#### What to work on
In the listing below, count each line containing "share" and answer with the count only.

#### Provided records
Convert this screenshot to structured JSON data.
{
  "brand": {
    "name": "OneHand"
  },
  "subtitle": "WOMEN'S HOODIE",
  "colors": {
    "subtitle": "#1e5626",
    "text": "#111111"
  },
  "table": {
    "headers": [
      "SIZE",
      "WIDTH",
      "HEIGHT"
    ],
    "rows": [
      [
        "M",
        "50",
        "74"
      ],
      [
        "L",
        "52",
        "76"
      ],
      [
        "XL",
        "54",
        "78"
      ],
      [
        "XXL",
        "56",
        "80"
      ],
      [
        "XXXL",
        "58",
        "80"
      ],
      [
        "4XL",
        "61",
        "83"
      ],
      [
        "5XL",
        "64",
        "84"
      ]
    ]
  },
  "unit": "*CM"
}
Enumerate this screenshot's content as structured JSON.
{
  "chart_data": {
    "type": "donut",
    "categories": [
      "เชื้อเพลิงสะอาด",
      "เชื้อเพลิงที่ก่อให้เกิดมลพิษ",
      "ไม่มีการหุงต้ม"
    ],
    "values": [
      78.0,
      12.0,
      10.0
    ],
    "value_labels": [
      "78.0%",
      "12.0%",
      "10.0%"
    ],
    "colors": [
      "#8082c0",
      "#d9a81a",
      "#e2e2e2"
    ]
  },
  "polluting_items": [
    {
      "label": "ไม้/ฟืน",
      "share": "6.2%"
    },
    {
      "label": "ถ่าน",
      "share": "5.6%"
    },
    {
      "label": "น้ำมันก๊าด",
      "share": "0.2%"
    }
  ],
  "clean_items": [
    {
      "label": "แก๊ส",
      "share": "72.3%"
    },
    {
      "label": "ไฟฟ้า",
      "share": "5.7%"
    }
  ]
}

#### Final result
5